### Work to be completed
Output the material below unchanged, apart from leaving out the pictures.

### Record excerpts
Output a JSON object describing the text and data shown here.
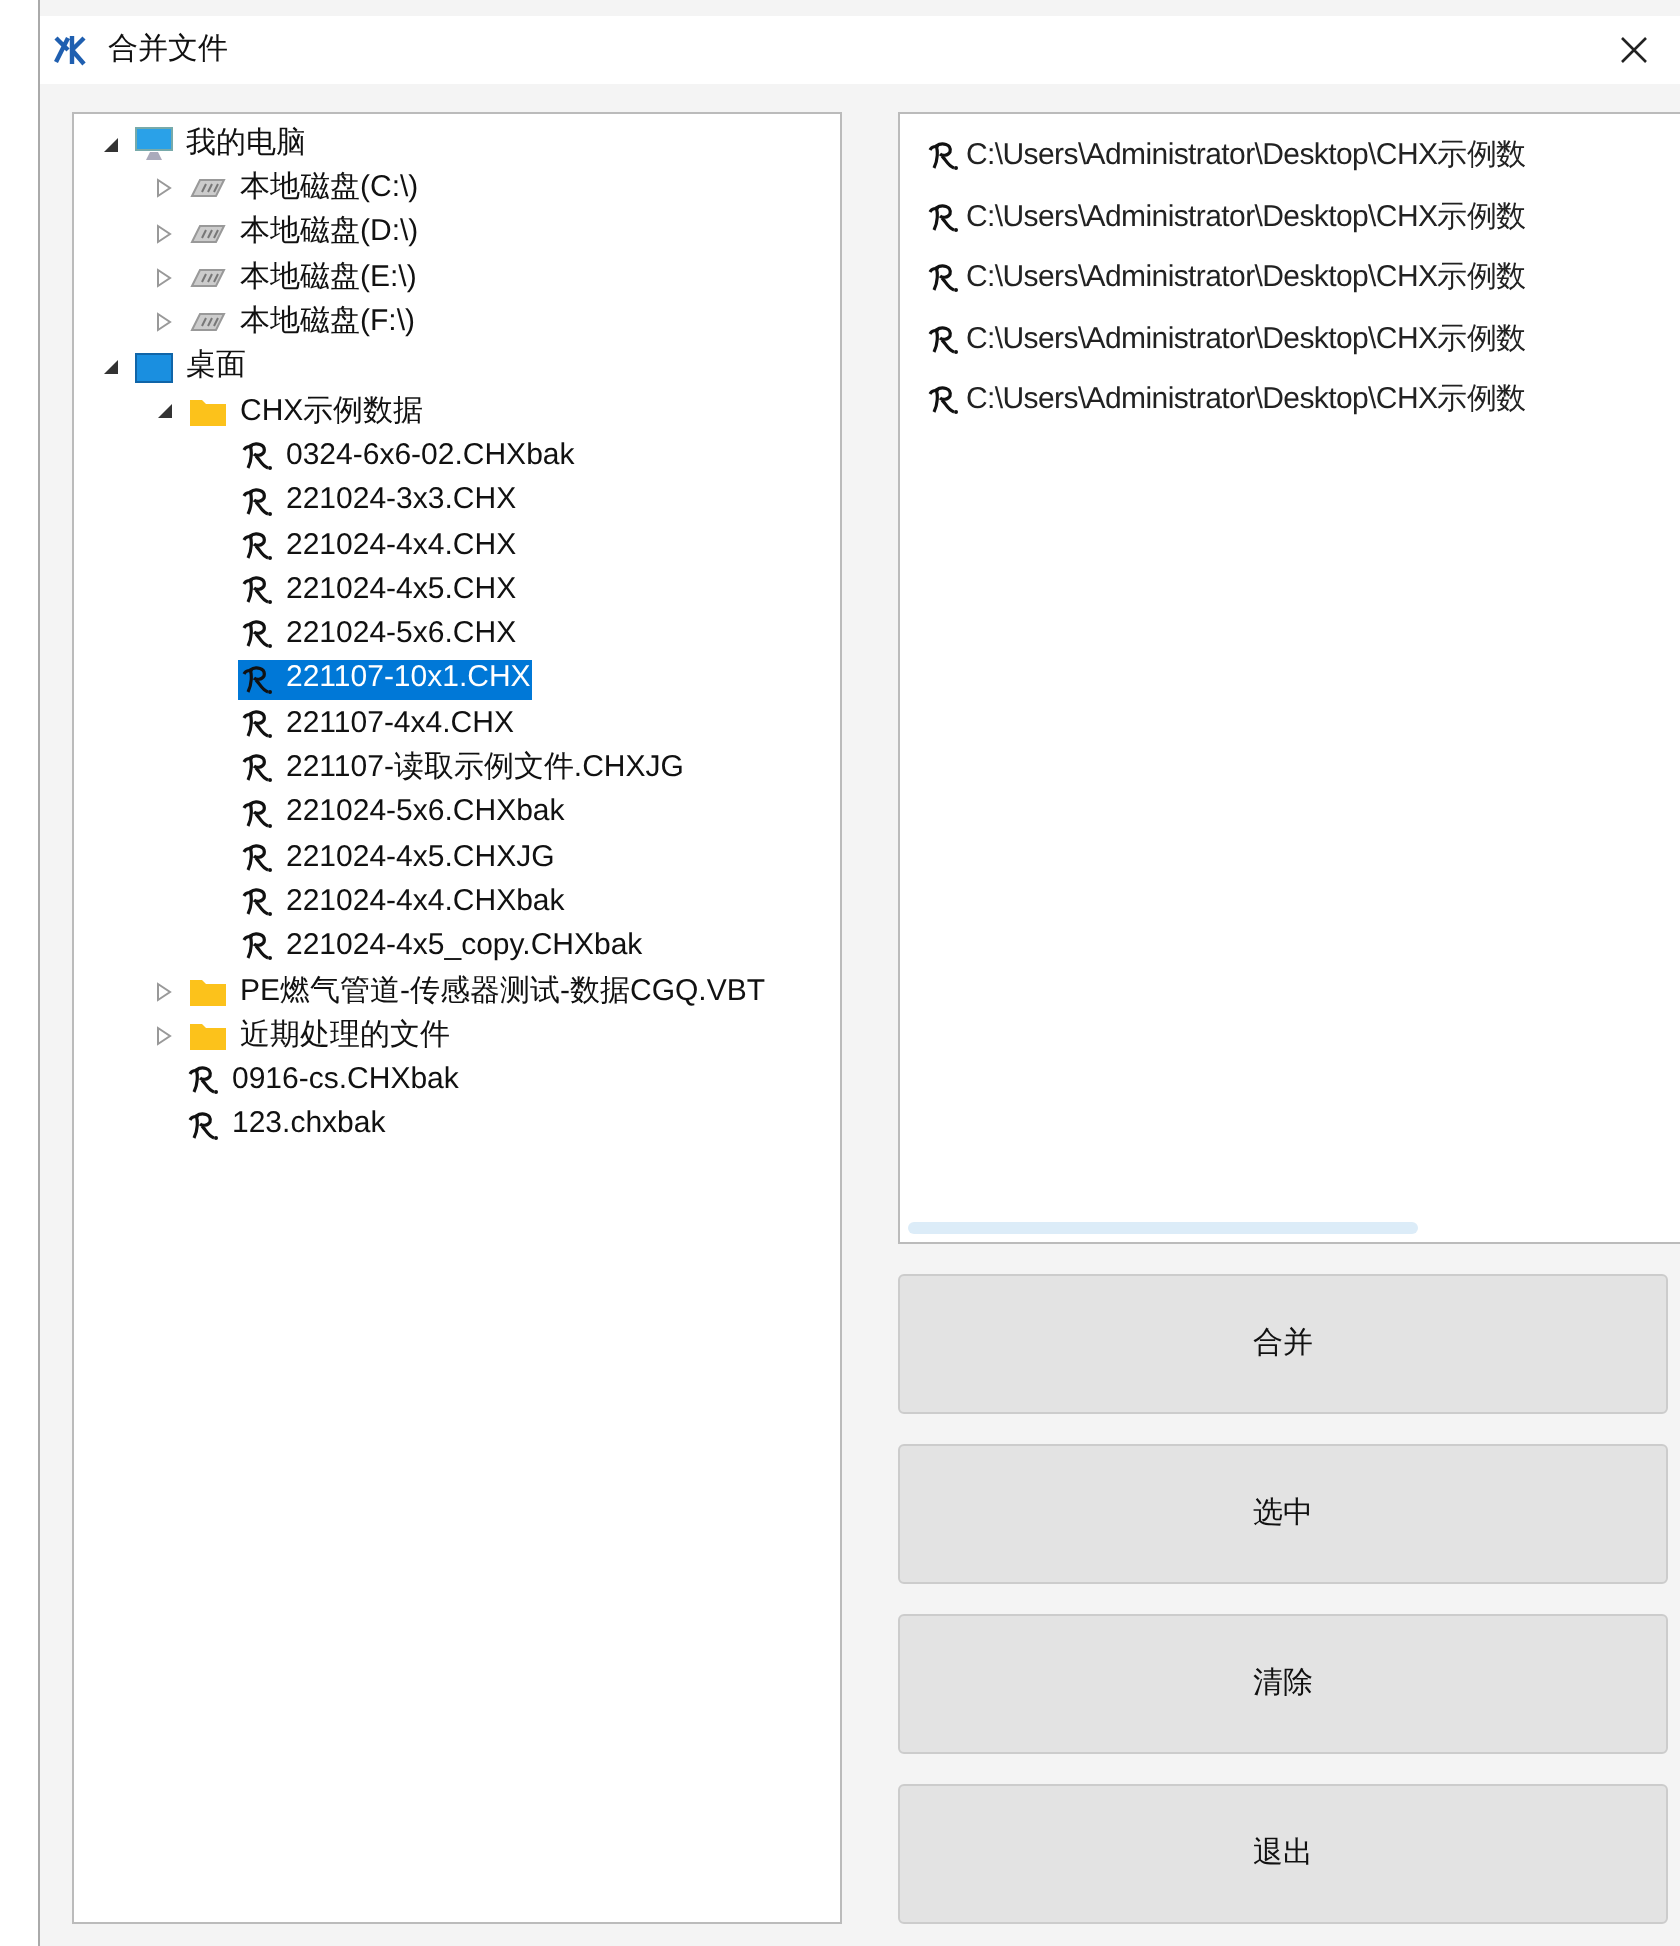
{
  "window": {
    "title": "合并文件"
  },
  "tree": [
    {
      "label": "我的电脑",
      "kind": "computer",
      "expanded": true,
      "selected": false,
      "children": [
        {
          "label": "本地磁盘(C:\\)",
          "kind": "drive",
          "expanded": false,
          "selected": false
        },
        {
          "label": "本地磁盘(D:\\)",
          "kind": "drive",
          "expanded": false,
          "selected": false
        },
        {
          "label": "本地磁盘(E:\\)",
          "kind": "drive",
          "expanded": false,
          "selected": false
        },
        {
          "label": "本地磁盘(F:\\)",
          "kind": "drive",
          "expanded": false,
          "selected": false
        }
      ]
    },
    {
      "label": "桌面",
      "kind": "desktop",
      "expanded": true,
      "selected": false,
      "children": [
        {
          "label": "CHX示例数据",
          "kind": "folder",
          "expanded": true,
          "selected": false,
          "children": [
            {
              "label": "0324-6x6-02.CHXbak",
              "kind": "file",
              "selected": false
            },
            {
              "label": "221024-3x3.CHX",
              "kind": "file",
              "selected": false
            },
            {
              "label": "221024-4x4.CHX",
              "kind": "file",
              "selected": false
            },
            {
              "label": "221024-4x5.CHX",
              "kind": "file",
              "selected": false
            },
            {
              "label": "221024-5x6.CHX",
              "kind": "file",
              "selected": false
            },
            {
              "label": "221107-10x1.CHX",
              "kind": "file",
              "selected": true
            },
            {
              "label": "221107-4x4.CHX",
              "kind": "file",
              "selected": false
            },
            {
              "label": "221107-读取示例文件.CHXJG",
              "kind": "file",
              "selected": false
            },
            {
              "label": "221024-5x6.CHXbak",
              "kind": "file",
              "selected": false
            },
            {
              "label": "221024-4x5.CHXJG",
              "kind": "file",
              "selected": false
            },
            {
              "label": "221024-4x4.CHXbak",
              "kind": "file",
              "selected": false
            },
            {
              "label": "221024-4x5_copy.CHXbak",
              "kind": "file",
              "selected": false
            }
          ]
        },
        {
          "label": "PE燃气管道-传感器测试-数据CGQ.VBT",
          "kind": "folder",
          "expanded": false,
          "selected": false
        },
        {
          "label": "近期处理的文件",
          "kind": "folder",
          "expanded": false,
          "selected": false
        },
        {
          "label": "0916-cs.CHXbak",
          "kind": "file",
          "selected": false
        },
        {
          "label": "123.chxbak",
          "kind": "file",
          "selected": false
        }
      ]
    }
  ],
  "file_list": [
    "C:\\Users\\Administrator\\Desktop\\CHX示例数",
    "C:\\Users\\Administrator\\Desktop\\CHX示例数",
    "C:\\Users\\Administrator\\Desktop\\CHX示例数",
    "C:\\Users\\Administrator\\Desktop\\CHX示例数",
    "C:\\Users\\Administrator\\Desktop\\CHX示例数"
  ],
  "buttons": [
    "合并",
    "选中",
    "清除",
    "退出"
  ]
}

### Expected answer
Output a JSON object describing the text and data shown here.
{
  "window": {
    "title": "合并文件"
  },
  "tree": [
    {
      "label": "我的电脑",
      "kind": "computer",
      "expanded": true,
      "selected": false,
      "children": [
        {
          "label": "本地磁盘(C:\\)",
          "kind": "drive",
          "expanded": false,
          "selected": false
        },
        {
          "label": "本地磁盘(D:\\)",
          "kind": "drive",
          "expanded": false,
          "selected": false
        },
        {
          "label": "本地磁盘(E:\\)",
          "kind": "drive",
          "expanded": false,
          "selected": false
        },
        {
          "label": "本地磁盘(F:\\)",
          "kind": "drive",
          "expanded": false,
          "selected": false
        }
      ]
    },
    {
      "label": "桌面",
      "kind": "desktop",
      "expanded": true,
      "selected": false,
      "children": [
        {
          "label": "CHX示例数据",
          "kind": "folder",
          "expanded": true,
          "selected": false,
          "children": [
            {
              "label": "0324-6x6-02.CHXbak",
              "kind": "file",
              "selected": false
            },
            {
              "label": "221024-3x3.CHX",
              "kind": "file",
              "selected": false
            },
            {
              "label": "221024-4x4.CHX",
              "kind": "file",
              "selected": false
            },
            {
              "label": "221024-4x5.CHX",
              "kind": "file",
              "selected": false
            },
            {
              "label": "221024-5x6.CHX",
              "kind": "file",
              "selected": false
            },
            {
              "label": "221107-10x1.CHX",
              "kind": "file",
              "selected": true
            },
            {
              "label": "221107-4x4.CHX",
              "kind": "file",
              "selected": false
            },
            {
              "label": "221107-读取示例文件.CHXJG",
              "kind": "file",
              "selected": false
            },
            {
              "label": "221024-5x6.CHXbak",
              "kind": "file",
              "selected": false
            },
            {
              "label": "221024-4x5.CHXJG",
              "kind": "file",
              "selected": false
            },
            {
              "label": "221024-4x4.CHXbak",
              "kind": "file",
              "selected": false
            },
            {
              "label": "221024-4x5_copy.CHXbak",
              "kind": "file",
              "selected": false
            }
          ]
        },
        {
          "label": "PE燃气管道-传感器测试-数据CGQ.VBT",
          "kind": "folder",
          "expanded": false,
          "selected": false
        },
        {
          "label": "近期处理的文件",
          "kind": "folder",
          "expanded": false,
          "selected": false
        },
        {
          "label": "0916-cs.CHXbak",
          "kind": "file",
          "selected": false
        },
        {
          "label": "123.chxbak",
          "kind": "file",
          "selected": false
        }
      ]
    }
  ],
  "file_list": [
    "C:\\Users\\Administrator\\Desktop\\CHX示例数",
    "C:\\Users\\Administrator\\Desktop\\CHX示例数",
    "C:\\Users\\Administrator\\Desktop\\CHX示例数",
    "C:\\Users\\Administrator\\Desktop\\CHX示例数",
    "C:\\Users\\Administrator\\Desktop\\CHX示例数"
  ],
  "buttons": [
    "合并",
    "选中",
    "清除",
    "退出"
  ]
}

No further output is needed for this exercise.